## EXERCISE GOAL
Extract every line from the records below that contains the word "Poor".

[Recorded data]
* Begin *

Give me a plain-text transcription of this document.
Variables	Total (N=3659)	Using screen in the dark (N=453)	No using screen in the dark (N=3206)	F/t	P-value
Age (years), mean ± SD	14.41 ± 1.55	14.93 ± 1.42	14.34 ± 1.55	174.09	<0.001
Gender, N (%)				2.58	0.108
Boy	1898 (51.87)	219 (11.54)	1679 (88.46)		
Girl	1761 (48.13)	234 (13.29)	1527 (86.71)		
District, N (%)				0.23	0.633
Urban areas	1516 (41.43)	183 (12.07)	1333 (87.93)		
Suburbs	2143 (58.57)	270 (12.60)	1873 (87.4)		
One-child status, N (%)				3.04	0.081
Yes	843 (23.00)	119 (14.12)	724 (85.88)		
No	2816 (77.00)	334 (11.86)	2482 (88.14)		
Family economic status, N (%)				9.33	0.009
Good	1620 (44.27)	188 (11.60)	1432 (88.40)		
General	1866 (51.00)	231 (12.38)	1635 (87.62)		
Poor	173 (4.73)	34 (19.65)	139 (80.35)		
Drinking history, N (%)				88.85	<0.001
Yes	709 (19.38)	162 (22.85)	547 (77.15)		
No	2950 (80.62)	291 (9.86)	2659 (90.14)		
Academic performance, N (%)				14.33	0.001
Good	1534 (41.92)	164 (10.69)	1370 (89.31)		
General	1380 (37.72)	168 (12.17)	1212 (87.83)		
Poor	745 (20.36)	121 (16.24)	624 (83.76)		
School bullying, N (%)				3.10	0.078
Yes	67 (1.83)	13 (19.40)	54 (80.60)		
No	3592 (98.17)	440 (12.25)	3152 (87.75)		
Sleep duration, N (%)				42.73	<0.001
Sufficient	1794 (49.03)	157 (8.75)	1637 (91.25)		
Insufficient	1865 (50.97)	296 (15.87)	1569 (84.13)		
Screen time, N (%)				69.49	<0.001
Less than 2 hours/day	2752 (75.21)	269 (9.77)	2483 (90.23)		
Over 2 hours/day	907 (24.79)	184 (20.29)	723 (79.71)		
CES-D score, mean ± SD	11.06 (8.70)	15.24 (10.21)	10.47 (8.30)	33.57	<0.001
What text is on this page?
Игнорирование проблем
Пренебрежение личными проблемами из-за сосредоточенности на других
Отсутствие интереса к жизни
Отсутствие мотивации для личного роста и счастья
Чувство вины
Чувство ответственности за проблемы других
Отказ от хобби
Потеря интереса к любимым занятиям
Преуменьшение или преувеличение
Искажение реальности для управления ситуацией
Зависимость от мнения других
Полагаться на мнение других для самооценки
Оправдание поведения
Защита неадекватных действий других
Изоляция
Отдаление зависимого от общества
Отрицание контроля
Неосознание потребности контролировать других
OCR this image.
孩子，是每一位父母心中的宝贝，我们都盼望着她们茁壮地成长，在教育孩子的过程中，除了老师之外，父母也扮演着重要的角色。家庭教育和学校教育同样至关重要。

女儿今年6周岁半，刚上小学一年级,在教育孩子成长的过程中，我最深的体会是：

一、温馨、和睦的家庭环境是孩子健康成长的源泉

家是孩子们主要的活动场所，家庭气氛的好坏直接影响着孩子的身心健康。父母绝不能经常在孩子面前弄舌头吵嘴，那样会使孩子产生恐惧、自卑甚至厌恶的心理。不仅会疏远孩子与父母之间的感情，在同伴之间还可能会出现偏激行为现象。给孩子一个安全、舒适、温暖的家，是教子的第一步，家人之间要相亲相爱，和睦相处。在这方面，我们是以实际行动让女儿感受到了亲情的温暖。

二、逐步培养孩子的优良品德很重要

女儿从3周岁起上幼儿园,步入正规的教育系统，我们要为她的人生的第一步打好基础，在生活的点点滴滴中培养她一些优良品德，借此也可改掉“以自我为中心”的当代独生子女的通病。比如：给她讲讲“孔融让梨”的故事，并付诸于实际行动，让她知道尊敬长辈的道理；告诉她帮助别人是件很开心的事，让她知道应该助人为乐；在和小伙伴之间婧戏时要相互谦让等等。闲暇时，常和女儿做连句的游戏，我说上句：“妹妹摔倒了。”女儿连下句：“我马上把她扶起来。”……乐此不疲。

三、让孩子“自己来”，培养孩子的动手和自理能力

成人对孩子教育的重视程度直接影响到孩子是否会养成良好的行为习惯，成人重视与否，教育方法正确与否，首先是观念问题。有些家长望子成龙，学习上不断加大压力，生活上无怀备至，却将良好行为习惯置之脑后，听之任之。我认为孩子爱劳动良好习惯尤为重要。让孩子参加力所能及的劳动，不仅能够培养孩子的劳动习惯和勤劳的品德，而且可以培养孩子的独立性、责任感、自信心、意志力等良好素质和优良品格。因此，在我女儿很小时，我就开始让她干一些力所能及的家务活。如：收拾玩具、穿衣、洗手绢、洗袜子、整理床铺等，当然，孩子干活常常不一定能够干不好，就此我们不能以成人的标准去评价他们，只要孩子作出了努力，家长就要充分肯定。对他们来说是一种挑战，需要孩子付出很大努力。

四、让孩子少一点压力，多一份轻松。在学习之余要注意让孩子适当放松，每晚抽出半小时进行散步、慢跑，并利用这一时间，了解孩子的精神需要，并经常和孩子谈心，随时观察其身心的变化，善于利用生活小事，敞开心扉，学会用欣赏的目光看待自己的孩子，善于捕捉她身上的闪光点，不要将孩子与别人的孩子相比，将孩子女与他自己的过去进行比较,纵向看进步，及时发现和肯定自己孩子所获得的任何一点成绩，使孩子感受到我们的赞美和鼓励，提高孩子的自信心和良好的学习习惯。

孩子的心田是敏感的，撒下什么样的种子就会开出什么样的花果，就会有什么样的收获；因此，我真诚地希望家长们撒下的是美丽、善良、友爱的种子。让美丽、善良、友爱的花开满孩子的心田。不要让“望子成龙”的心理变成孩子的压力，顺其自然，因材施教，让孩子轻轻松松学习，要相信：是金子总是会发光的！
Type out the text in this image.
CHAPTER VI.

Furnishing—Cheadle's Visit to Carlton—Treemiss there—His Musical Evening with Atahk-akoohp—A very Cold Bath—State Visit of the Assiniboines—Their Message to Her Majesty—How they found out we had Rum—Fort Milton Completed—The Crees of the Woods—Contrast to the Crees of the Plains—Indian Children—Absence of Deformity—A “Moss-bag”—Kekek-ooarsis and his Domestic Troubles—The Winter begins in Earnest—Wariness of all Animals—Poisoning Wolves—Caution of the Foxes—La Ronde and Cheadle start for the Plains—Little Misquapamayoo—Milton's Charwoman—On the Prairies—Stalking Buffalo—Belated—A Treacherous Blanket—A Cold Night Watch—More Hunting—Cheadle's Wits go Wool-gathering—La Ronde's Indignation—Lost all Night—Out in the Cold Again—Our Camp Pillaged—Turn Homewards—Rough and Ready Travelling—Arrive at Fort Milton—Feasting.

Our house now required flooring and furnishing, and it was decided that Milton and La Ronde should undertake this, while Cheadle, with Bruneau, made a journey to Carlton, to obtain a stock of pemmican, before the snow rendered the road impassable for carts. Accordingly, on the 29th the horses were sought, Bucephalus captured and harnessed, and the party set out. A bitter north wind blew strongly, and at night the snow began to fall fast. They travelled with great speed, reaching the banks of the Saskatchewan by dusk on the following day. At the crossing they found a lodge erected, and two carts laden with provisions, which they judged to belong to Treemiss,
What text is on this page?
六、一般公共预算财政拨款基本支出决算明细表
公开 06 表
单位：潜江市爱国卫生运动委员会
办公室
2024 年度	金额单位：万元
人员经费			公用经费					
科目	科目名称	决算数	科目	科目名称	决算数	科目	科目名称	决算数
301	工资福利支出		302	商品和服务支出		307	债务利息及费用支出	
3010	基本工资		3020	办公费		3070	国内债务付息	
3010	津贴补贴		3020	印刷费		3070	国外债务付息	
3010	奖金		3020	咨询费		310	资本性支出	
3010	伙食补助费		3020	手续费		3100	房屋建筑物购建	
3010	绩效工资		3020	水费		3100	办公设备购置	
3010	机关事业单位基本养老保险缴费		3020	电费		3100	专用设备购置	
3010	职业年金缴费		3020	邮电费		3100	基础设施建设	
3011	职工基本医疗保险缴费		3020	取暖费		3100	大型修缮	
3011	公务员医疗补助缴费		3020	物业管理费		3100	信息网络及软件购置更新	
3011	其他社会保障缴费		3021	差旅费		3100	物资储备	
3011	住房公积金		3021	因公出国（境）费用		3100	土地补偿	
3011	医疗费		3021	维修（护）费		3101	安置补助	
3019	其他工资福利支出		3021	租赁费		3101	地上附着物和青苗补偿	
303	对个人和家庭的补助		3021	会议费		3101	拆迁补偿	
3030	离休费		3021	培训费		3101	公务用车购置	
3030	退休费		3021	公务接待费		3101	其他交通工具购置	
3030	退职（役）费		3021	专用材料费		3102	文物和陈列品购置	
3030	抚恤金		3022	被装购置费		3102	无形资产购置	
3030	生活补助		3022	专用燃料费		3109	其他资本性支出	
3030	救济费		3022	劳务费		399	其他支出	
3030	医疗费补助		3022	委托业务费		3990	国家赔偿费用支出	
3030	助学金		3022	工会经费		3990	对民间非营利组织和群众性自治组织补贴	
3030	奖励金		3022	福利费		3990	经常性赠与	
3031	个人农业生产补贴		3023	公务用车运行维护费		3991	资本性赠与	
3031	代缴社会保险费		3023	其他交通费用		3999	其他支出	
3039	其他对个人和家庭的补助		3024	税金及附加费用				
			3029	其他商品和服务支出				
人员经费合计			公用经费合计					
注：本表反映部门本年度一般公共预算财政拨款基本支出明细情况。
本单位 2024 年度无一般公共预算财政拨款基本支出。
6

* End *

## FINISHED TASK
Poor	173 (4.73)	34 (19.65)	139 (80.35)		
Poor	745 (20.36)	121 (16.24)	624 (83.76)		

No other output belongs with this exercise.